◆ INPUT DATA
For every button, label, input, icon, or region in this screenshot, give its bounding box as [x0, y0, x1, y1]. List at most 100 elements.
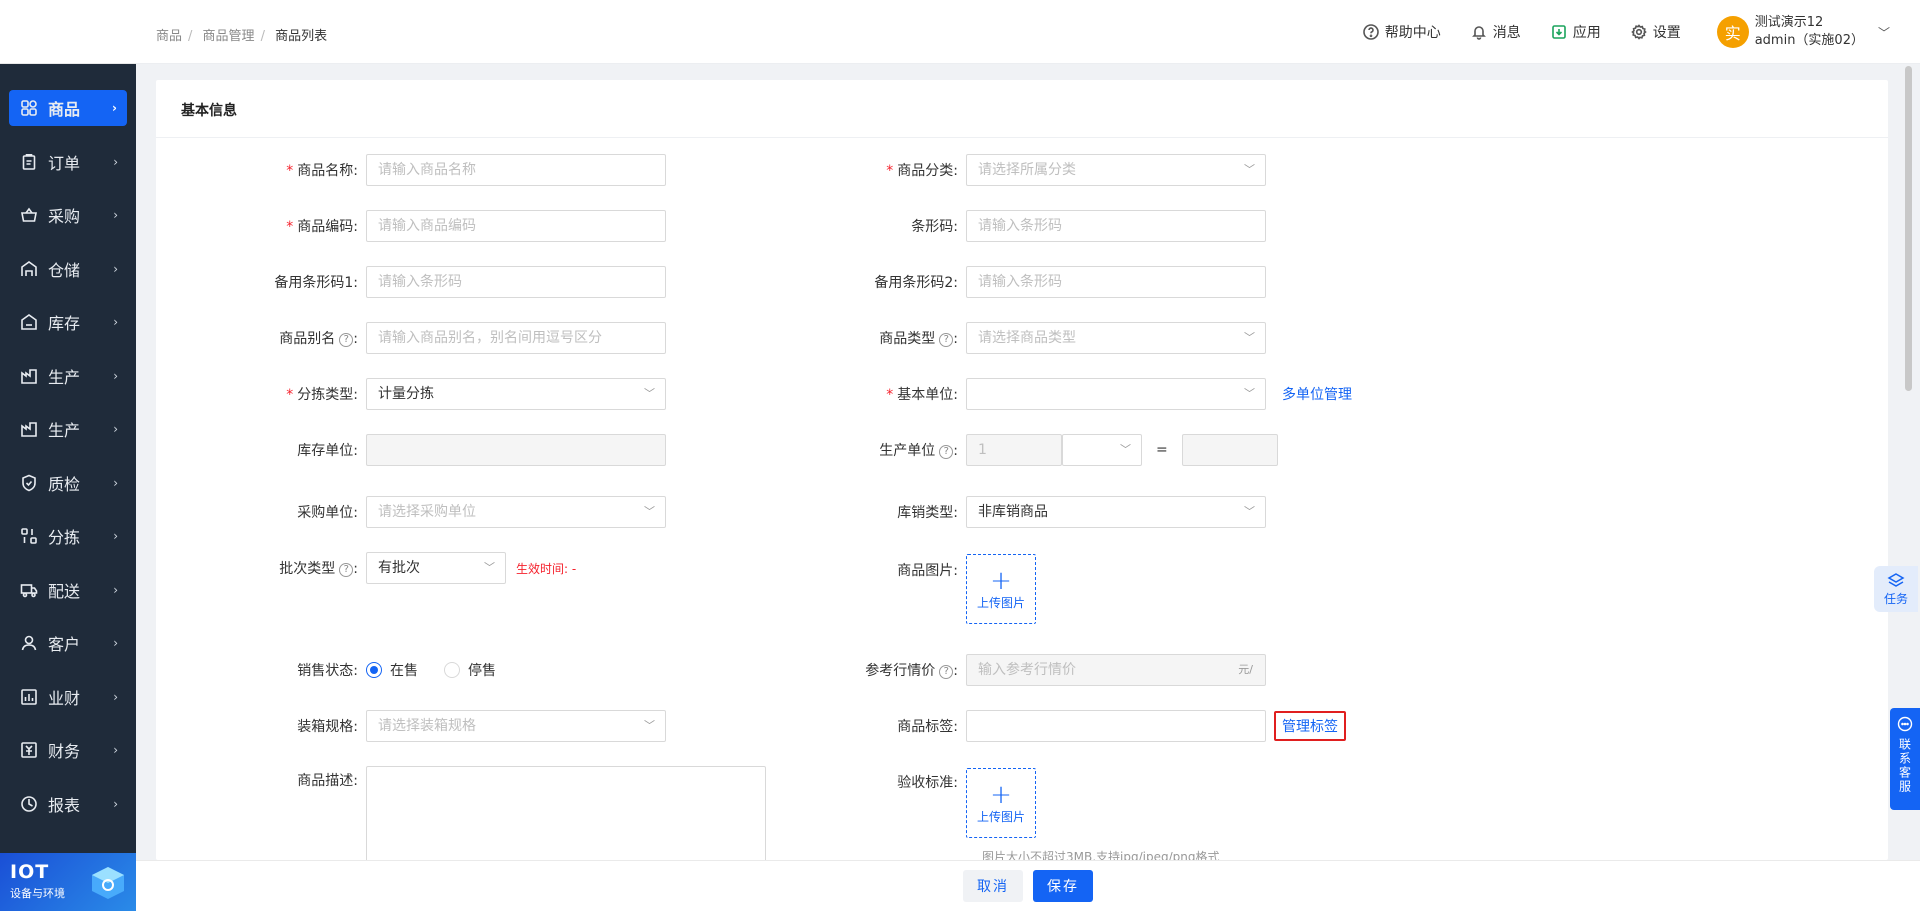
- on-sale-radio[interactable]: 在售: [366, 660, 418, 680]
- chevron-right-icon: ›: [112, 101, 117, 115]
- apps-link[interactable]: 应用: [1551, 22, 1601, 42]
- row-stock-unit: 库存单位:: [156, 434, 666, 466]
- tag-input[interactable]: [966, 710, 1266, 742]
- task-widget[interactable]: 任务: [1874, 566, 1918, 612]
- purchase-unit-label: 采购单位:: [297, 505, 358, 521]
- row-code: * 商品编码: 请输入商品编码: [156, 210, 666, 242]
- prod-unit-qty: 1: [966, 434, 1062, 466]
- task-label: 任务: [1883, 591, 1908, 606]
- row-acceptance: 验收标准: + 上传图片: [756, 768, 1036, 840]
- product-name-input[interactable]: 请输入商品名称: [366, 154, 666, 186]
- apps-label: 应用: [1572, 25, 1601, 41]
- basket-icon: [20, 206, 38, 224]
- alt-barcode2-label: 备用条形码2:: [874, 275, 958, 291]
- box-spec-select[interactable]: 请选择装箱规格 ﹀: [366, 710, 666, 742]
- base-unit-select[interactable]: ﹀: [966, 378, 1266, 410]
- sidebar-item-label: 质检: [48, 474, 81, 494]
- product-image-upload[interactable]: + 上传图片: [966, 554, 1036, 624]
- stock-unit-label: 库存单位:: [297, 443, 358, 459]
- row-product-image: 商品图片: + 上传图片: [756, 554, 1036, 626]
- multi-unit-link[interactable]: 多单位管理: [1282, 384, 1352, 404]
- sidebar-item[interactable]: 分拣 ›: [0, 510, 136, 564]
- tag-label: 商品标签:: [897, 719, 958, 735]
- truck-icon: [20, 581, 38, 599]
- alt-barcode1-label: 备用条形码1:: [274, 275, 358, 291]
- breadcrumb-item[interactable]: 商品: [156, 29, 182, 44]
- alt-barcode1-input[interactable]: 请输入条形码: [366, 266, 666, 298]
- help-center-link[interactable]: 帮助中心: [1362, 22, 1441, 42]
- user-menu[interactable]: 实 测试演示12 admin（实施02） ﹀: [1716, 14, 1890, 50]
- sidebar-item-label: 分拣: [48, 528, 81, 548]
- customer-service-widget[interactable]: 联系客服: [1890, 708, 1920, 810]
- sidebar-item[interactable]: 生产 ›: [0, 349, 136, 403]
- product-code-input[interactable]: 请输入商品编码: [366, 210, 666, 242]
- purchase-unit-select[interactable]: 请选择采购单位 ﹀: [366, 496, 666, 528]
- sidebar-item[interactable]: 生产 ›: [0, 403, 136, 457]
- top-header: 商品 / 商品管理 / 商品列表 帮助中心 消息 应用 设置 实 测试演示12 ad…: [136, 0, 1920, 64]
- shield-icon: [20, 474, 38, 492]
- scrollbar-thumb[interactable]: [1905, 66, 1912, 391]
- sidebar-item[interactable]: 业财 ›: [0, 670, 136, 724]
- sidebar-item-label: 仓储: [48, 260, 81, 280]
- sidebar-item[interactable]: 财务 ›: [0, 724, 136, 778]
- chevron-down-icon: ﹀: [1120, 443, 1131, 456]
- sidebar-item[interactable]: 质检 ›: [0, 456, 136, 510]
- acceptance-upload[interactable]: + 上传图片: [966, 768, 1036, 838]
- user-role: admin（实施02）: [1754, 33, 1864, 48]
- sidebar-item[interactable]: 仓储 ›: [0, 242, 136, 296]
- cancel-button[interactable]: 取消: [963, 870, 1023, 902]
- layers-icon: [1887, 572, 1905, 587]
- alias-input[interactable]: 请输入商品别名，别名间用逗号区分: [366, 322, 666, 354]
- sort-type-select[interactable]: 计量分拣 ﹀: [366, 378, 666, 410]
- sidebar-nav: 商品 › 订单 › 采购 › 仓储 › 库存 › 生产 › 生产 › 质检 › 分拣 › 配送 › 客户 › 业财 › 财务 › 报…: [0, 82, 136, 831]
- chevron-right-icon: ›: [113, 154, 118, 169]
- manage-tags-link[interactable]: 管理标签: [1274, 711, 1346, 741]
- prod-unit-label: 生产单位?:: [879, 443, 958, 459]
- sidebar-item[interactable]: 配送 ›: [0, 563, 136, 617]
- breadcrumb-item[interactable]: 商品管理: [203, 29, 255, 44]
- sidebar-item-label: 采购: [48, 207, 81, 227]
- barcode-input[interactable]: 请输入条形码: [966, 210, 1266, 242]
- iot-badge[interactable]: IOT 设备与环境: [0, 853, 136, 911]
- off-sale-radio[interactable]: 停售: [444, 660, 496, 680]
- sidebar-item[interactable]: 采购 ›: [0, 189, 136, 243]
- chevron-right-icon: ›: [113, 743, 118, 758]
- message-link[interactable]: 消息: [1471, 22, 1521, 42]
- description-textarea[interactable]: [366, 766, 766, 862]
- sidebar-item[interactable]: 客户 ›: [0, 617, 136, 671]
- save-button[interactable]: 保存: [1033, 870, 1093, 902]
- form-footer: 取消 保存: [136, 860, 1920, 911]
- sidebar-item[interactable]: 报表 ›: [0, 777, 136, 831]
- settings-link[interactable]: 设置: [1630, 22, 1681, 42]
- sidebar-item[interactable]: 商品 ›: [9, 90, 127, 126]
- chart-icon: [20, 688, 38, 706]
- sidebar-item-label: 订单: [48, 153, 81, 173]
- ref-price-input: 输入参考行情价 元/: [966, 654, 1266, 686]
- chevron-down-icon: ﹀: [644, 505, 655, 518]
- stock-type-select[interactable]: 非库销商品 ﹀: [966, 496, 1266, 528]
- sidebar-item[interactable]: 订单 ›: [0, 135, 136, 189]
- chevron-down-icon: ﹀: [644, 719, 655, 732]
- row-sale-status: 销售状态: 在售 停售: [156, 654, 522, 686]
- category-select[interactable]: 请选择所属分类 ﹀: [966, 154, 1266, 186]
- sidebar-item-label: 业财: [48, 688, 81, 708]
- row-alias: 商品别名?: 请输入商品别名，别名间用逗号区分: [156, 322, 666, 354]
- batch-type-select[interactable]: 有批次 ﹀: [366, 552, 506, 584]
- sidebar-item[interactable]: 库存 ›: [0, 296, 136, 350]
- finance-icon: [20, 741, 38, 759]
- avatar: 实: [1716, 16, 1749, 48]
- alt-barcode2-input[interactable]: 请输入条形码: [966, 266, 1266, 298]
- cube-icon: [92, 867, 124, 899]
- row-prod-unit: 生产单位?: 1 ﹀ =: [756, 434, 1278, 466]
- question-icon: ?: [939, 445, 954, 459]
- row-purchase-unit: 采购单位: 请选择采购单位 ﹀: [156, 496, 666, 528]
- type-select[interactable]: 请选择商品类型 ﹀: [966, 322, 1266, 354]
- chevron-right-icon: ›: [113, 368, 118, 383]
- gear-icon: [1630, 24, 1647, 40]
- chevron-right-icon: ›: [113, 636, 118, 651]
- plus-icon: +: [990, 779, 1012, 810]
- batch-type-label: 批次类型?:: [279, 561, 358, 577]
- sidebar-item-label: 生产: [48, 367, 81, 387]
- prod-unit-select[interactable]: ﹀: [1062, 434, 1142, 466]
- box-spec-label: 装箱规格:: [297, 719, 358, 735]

◆ WHAT YOU WILL DO
Find every line in the entries above that contains the string "down", matching case exactly, and copy each of those lines.

◆ WRITTEN SOLUTION
- chevron-down-icon: ﹀: [1120, 443, 1131, 456]
- chevron-down-icon: ﹀: [644, 505, 655, 518]
- chevron-down-icon: ﹀: [644, 719, 655, 732]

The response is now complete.